GIVEN RECORDS:

++++++++

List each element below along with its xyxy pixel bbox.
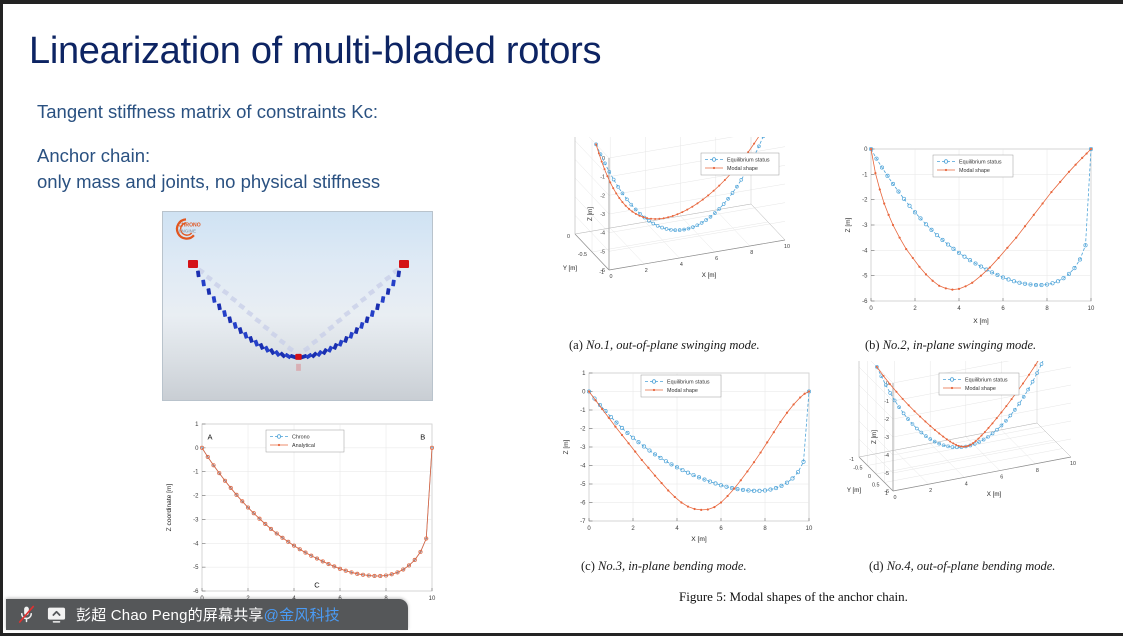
body-line-3: only mass and joints, no physical stiffn… [37, 171, 380, 193]
mode-b-chart: 0246810-6-5-4-3-2-10X [m]Z [m]Equilibriu… [841, 137, 1103, 333]
svg-text:-6: -6 [884, 489, 889, 495]
svg-text:-3: -3 [884, 435, 889, 441]
svg-text:-2: -2 [600, 193, 605, 199]
svg-text:10: 10 [429, 596, 436, 602]
microphone-muted-icon[interactable] [16, 604, 37, 625]
mode-a-caption: (a) No.1, out-of-plane swinging mode. [569, 338, 760, 353]
svg-text:-1: -1 [600, 175, 605, 181]
svg-text:0: 0 [195, 446, 199, 452]
svg-text:0: 0 [567, 234, 570, 240]
svg-text:-6: -6 [600, 268, 605, 274]
caption-tag: (c) [581, 559, 598, 573]
svg-text:Equilibrium status: Equilibrium status [965, 378, 1008, 384]
svg-text:-3: -3 [600, 212, 605, 218]
svg-text:-4: -4 [884, 453, 889, 459]
svg-text:2: 2 [913, 306, 917, 312]
svg-text:-1: -1 [849, 457, 854, 463]
svg-text:Z coordinate [m]: Z coordinate [m] [166, 484, 173, 532]
caption-tag: (d) [869, 559, 887, 573]
svg-text:Z [m]: Z [m] [871, 430, 878, 444]
mode-a-chart-svg: 02468100-0.5-10-1-2-3-4-5-6X [m]Y [m]Z [… [559, 137, 821, 333]
svg-text:-0.5: -0.5 [853, 466, 862, 472]
svg-text:10: 10 [1070, 461, 1076, 467]
svg-text:-1: -1 [884, 399, 889, 405]
svg-text:0: 0 [864, 147, 868, 153]
svg-text:4: 4 [957, 306, 961, 312]
svg-text:-3: -3 [862, 223, 868, 229]
svg-text:4: 4 [680, 262, 683, 268]
caption-text: No.2, in-plane swinging mode. [883, 338, 1036, 352]
svg-text:0: 0 [869, 306, 873, 312]
svg-text:-4: -4 [580, 464, 586, 470]
svg-text:-3: -3 [193, 517, 199, 523]
svg-text:-1: -1 [862, 172, 868, 178]
caption-text: No.4, out-of-plane bending mode. [887, 559, 1056, 573]
svg-text:Modal shape: Modal shape [727, 166, 758, 172]
body-line-2: Anchor chain: [37, 145, 150, 167]
catenary-chart-svg: 0246810-6-5-4-3-2-101X coordinate [m]Z c… [162, 410, 442, 625]
svg-text:Modal shape: Modal shape [667, 388, 698, 394]
svg-text:Z [m]: Z [m] [845, 217, 852, 232]
mode-d-caption: (d) No.4, out-of-plane bending mode. [869, 559, 1055, 574]
caption-tag: (b) [865, 338, 883, 352]
share-handle-text: @金风科技 [264, 607, 340, 624]
svg-text:6: 6 [719, 526, 723, 532]
svg-text:10: 10 [806, 526, 813, 532]
svg-text:-6: -6 [862, 299, 868, 305]
svg-text:-5: -5 [580, 482, 586, 488]
svg-text:10: 10 [1088, 306, 1095, 312]
svg-text:-7: -7 [580, 519, 586, 525]
svg-text:Equilibrium status: Equilibrium status [959, 160, 1002, 166]
svg-text:Equilibrium status: Equilibrium status [667, 380, 710, 386]
caption-tag: (a) [569, 338, 586, 352]
svg-text:8: 8 [1036, 468, 1039, 474]
caption-text: No.1, out-of-plane swinging mode. [586, 338, 760, 352]
svg-text:Equilibrium status: Equilibrium status [727, 158, 770, 164]
anchor-chain-render [163, 212, 433, 401]
svg-text:C: C [314, 580, 320, 589]
svg-text:Modal shape: Modal shape [959, 168, 990, 174]
svg-text:Y [m]: Y [m] [847, 487, 862, 494]
svg-text:Modal shape: Modal shape [965, 386, 996, 392]
svg-text:Chrono: Chrono [292, 435, 310, 441]
svg-text:0.5: 0.5 [872, 483, 880, 489]
svg-text:-2: -2 [580, 427, 586, 433]
svg-text:8: 8 [1045, 306, 1049, 312]
page-title: Linearization of multi-bladed rotors [29, 30, 601, 73]
svg-text:2: 2 [631, 526, 635, 532]
svg-text:X [m]: X [m] [973, 318, 989, 325]
mode-d-chart-svg: 024681010.50-0.5-10-1-2-3-4-5-6X [m]Y [m… [841, 361, 1109, 551]
svg-text:-6: -6 [193, 589, 199, 595]
body-line-1: Tangent stiffness matrix of constraints … [37, 101, 378, 123]
caption-text: No.3, in-plane bending mode. [598, 559, 747, 573]
figure-group-caption: Figure 5: Modal shapes of the anchor cha… [679, 589, 908, 605]
mode-c-chart: 0246810-7-6-5-4-3-2-101X [m]Z [m]Equilib… [559, 361, 821, 551]
presentation-slide: Linearization of multi-bladed rotors Tan… [0, 0, 1123, 636]
svg-text:8: 8 [750, 250, 753, 256]
svg-text:A: A [208, 433, 213, 442]
svg-text:Y [m]: Y [m] [563, 265, 578, 272]
svg-text:-2: -2 [862, 198, 868, 204]
screen-share-label: 彭超 Chao Peng的屏幕共享@金风科技 [76, 604, 340, 625]
share-owner-text: 彭超 Chao Peng的屏幕共享 [76, 607, 264, 624]
svg-text:4: 4 [675, 526, 679, 532]
svg-text:2: 2 [929, 488, 932, 494]
svg-text:0: 0 [587, 526, 591, 532]
svg-text:-0.5: -0.5 [578, 252, 587, 258]
svg-text:-5: -5 [862, 274, 868, 280]
mode-a-chart: 02468100-0.5-10-1-2-3-4-5-6X [m]Y [m]Z [… [559, 137, 821, 333]
svg-text:Analytical: Analytical [292, 443, 315, 449]
svg-text:6: 6 [1001, 306, 1005, 312]
svg-text:1: 1 [195, 422, 199, 428]
svg-text:X [m]: X [m] [987, 491, 1002, 498]
svg-text:-4: -4 [600, 231, 605, 237]
mode-b-chart-svg: 0246810-6-5-4-3-2-10X [m]Z [m]Equilibriu… [841, 137, 1103, 333]
svg-text:-5: -5 [600, 249, 605, 255]
mode-c-caption: (c) No.3, in-plane bending mode. [581, 559, 747, 574]
svg-text:0: 0 [894, 495, 897, 501]
screen-share-taskbar[interactable]: 彭超 Chao Peng的屏幕共享@金风科技 [6, 599, 408, 630]
svg-text:-1: -1 [580, 408, 586, 414]
screen-share-icon[interactable] [46, 604, 67, 625]
svg-text:8: 8 [763, 526, 767, 532]
mode-c-chart-svg: 0246810-7-6-5-4-3-2-101X [m]Z [m]Equilib… [559, 361, 821, 551]
svg-text:6: 6 [715, 256, 718, 262]
svg-text:-6: -6 [580, 501, 586, 507]
svg-text:-4: -4 [862, 248, 868, 254]
svg-text:B: B [420, 433, 425, 442]
svg-text:X [m]: X [m] [691, 536, 707, 543]
svg-text:0: 0 [868, 474, 871, 480]
svg-text:10: 10 [784, 244, 790, 250]
chrono-engine-logo-icon: CHRONO ENGINE [169, 216, 203, 242]
svg-text:6: 6 [1000, 475, 1003, 481]
svg-text:-5: -5 [193, 565, 199, 571]
catenary-validation-chart: 0246810-6-5-4-3-2-101X coordinate [m]Z c… [162, 410, 442, 625]
svg-text:2: 2 [645, 268, 648, 274]
svg-text:-5: -5 [884, 471, 889, 477]
svg-text:-4: -4 [193, 541, 199, 547]
svg-text:-3: -3 [580, 445, 586, 451]
svg-text:X [m]: X [m] [702, 272, 717, 279]
svg-text:0: 0 [582, 390, 586, 396]
svg-text:Z [m]: Z [m] [587, 207, 594, 221]
mode-b-caption: (b) No.2, in-plane swinging mode. [865, 338, 1036, 353]
svg-text:1: 1 [582, 371, 586, 377]
svg-text:-2: -2 [193, 494, 199, 500]
svg-text:0: 0 [610, 274, 613, 280]
mode-d-chart: 024681010.50-0.5-10-1-2-3-4-5-6X [m]Y [m… [841, 361, 1109, 551]
chrono-simulation-viewport: CHRONO ENGINE [162, 211, 433, 401]
svg-text:ENGINE: ENGINE [179, 228, 196, 233]
svg-text:-2: -2 [884, 417, 889, 423]
svg-text:-1: -1 [193, 470, 199, 476]
svg-text:Z [m]: Z [m] [563, 439, 570, 454]
svg-text:4: 4 [965, 481, 968, 487]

++++++++

SHORT TASK:
Reproduce the data lines verbatim, from the line with "body-line-3: only mass" up to and including the line with "svg-text:Z [m]: Z [m] [845, 217, 852, 232]".

EXERCISE RESULT:
body-line-3: only mass and joints, no physical stiffn… [37, 171, 380, 193]
mode-b-chart: 0246810-6-5-4-3-2-10X [m]Z [m]Equilibriu… [841, 137, 1103, 333]
svg-text:-6: -6 [884, 489, 889, 495]
svg-text:-3: -3 [884, 435, 889, 441]
svg-text:-2: -2 [600, 193, 605, 199]
svg-text:10: 10 [429, 596, 436, 602]
microphone-muted-icon[interactable] [16, 604, 37, 625]
mode-a-caption: (a) No.1, out-of-plane swinging mode. [569, 338, 760, 353]
svg-text:-1: -1 [600, 175, 605, 181]
svg-text:0: 0 [195, 446, 199, 452]
svg-text:0: 0 [567, 234, 570, 240]
svg-text:-6: -6 [600, 268, 605, 274]
caption-tag: (c) [581, 559, 598, 573]
svg-text:Equilibrium status: Equilibrium status [965, 378, 1008, 384]
svg-text:-3: -3 [600, 212, 605, 218]
svg-text:-4: -4 [884, 453, 889, 459]
svg-text:2: 2 [913, 306, 917, 312]
svg-text:-1: -1 [849, 457, 854, 463]
svg-text:Z coordinate [m]: Z coordinate [m] [166, 484, 173, 532]
caption-tag: (d) [869, 559, 887, 573]
svg-text:Z [m]: Z [m] [871, 430, 878, 444]
mode-a-chart-svg: 02468100-0.5-10-1-2-3-4-5-6X [m]Y [m]Z [… [559, 137, 821, 333]
svg-text:-0.5: -0.5 [853, 466, 862, 472]
svg-text:10: 10 [1070, 461, 1076, 467]
svg-text:-1: -1 [884, 399, 889, 405]
svg-text:0: 0 [864, 147, 868, 153]
svg-text:4: 4 [957, 306, 961, 312]
svg-text:-3: -3 [862, 223, 868, 229]
svg-text:4: 4 [680, 262, 683, 268]
caption-text: No.2, in-plane swinging mode. [883, 338, 1036, 352]
svg-text:0: 0 [869, 306, 873, 312]
svg-text:-4: -4 [580, 464, 586, 470]
svg-text:-3: -3 [193, 517, 199, 523]
svg-text:-1: -1 [862, 172, 868, 178]
caption-text: No.4, out-of-plane bending mode. [887, 559, 1056, 573]
svg-text:Modal shape: Modal shape [727, 166, 758, 172]
body-line-2: Anchor chain: [37, 145, 150, 167]
catenary-chart-svg: 0246810-6-5-4-3-2-101X coordinate [m]Z c… [162, 410, 442, 625]
svg-text:Modal shape: Modal shape [667, 388, 698, 394]
svg-text:Z [m]: Z [m] [845, 217, 852, 232]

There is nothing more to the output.